# Short task
The entries below should be given again exactly, minus their pictures.

Some records:
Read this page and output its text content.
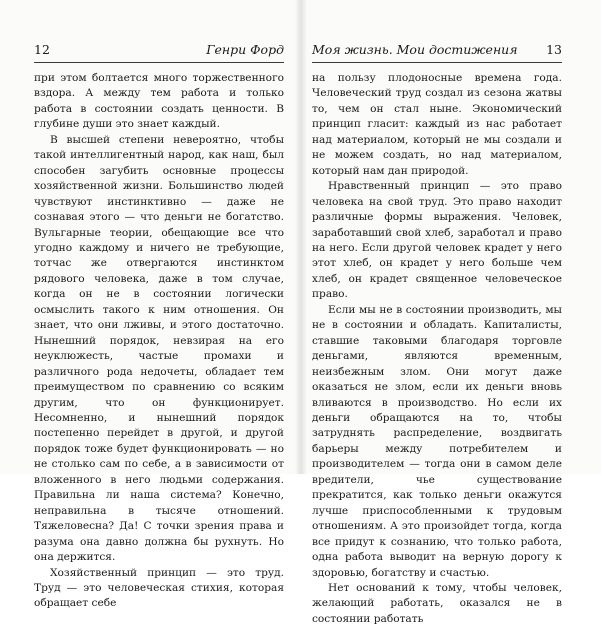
12	Генри Форд

при этом болтается много торжественного вздора. А между тем работа и только работа в состоянии создать ценности. В глубине души это знает каждый.

В высшей степени невероятно, чтобы такой интеллигентный народ, как наш, был способен загубить основные процессы хозяйственной жизни. Большинство людей чувствуют инстинктивно — даже не сознавая этого — что деньги не богатство. Вульгарные теории, обещающие все что угодно каждому и ничего не требующие, тотчас же отвергаются инстинктом рядового человека, даже в том случае, когда он не в состоянии логически осмыслить такого к ним отношения. Он знает, что они лживы, и этого достаточно. Нынешний порядок, невзирая на его неуклюжесть, частые промахи и различного рода недочеты, обладает тем преимуществом по сравнению со всяким другим, что он функционирует. Несомненно, и нынешний порядок постепенно перейдет в другой, и другой порядок тоже будет функционировать — но не столько сам по себе, а в зависимости от вложенного в него людьми содержания. Правильна ли наша система? Конечно, неправильна в тысяче отношений. Тяжеловесна? Да! С точки зрения права и разума она давно должна бы рухнуть. Но она держится.

Хозяйственный принцип — это труд. Труд — это человеческая стихия, которая обращает себе

Моя жизнь. Мои достижения 13

на пользу плодоносные времена года. Человеческий труд создал из сезона жатвы то, чем он стал ныне. Экономический принцип гласит: каждый из нас работает над материалом, который не мы создали и не можем создать, но над материалом, который нам дан природой.

Нравственный принцип — это право человека на свой труд. Это право находит различные формы выражения. Человек, заработавший свой хлеб, заработал и право на него. Если другой человек крадет у него этот хлеб, он крадет у него больше чем хлеб, он крадет священное человеческое право.

Если мы не в состоянии производить, мы не в состоянии и обладать. Капиталисты, ставшие таковыми благодаря торговле деньгами, являются временным, неизбежным злом. Они могут даже оказаться не злом, если их деньги вновь вливаются в производство. Но если их деньги обращаются на то, чтобы затруднять распределение, воздвигать барьеры между потребителем и производителем — тогда они в самом деле вредители, чье существование прекратится, как только деньги окажутся лучше приспособленными к трудовым отношениям. А это произойдет тогда, когда все придут к сознанию, что только работа, одна работа выводит на верную дорогу к здоровью, богатству и счастью.

Нет оснований к тому, чтобы человек, желающий работать, оказался не в состоянии работать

# Solution below
Read this page and output its text content.
12	Генри Форд

при этом болтается много торжественного вздора. А между тем работа и только работа в состоянии создать ценности. В глубине души это знает каждый.

В высшей степени невероятно, чтобы такой интеллигентный народ, как наш, был способен загубить основные процессы хозяйственной жизни. Большинство людей чувствуют инстинктивно — даже не сознавая этого — что деньги не богатство. Вульгарные теории, обещающие все что угодно каждому и ничего не требующие, тотчас же отвергаются инстинктом рядового человека, даже в том случае, когда он не в состоянии логически осмыслить такого к ним отношения. Он знает, что они лживы, и этого достаточно. Нынешний порядок, невзирая на его неуклюжесть, частые промахи и различного рода недочеты, обладает тем преимуществом по сравнению со всяким другим, что он функционирует. Несомненно, и нынешний порядок постепенно перейдет в другой, и другой порядок тоже будет функционировать — но не столько сам по себе, а в зависимости от вложенного в него людьми содержания. Правильна ли наша система? Конечно, неправильна в тысяче отношений. Тяжеловесна? Да! С точки зрения права и разума она давно должна бы рухнуть. Но она держится.

Хозяйственный принцип — это труд. Труд — это человеческая стихия, которая обращает себе

Моя жизнь. Мои достижения 13

на пользу плодоносные времена года. Человеческий труд создал из сезона жатвы то, чем он стал ныне. Экономический принцип гласит: каждый из нас работает над материалом, который не мы создали и не можем создать, но над материалом, который нам дан природой.

Нравственный принцип — это право человека на свой труд. Это право находит различные формы выражения. Человек, заработавший свой хлеб, заработал и право на него. Если другой человек крадет у него этот хлеб, он крадет у него больше чем хлеб, он крадет священное человеческое право.

Если мы не в состоянии производить, мы не в состоянии и обладать. Капиталисты, ставшие таковыми благодаря торговле деньгами, являются временным, неизбежным злом. Они могут даже оказаться не злом, если их деньги вновь вливаются в производство. Но если их деньги обращаются на то, чтобы затруднять распределение, воздвигать барьеры между потребителем и производителем — тогда они в самом деле вредители, чье существование прекратится, как только деньги окажутся лучше приспособленными к трудовым отношениям. А это произойдет тогда, когда все придут к сознанию, что только работа, одна работа выводит на верную дорогу к здоровью, богатству и счастью.

Нет оснований к тому, чтобы человек, желающий работать, оказался не в состоянии работать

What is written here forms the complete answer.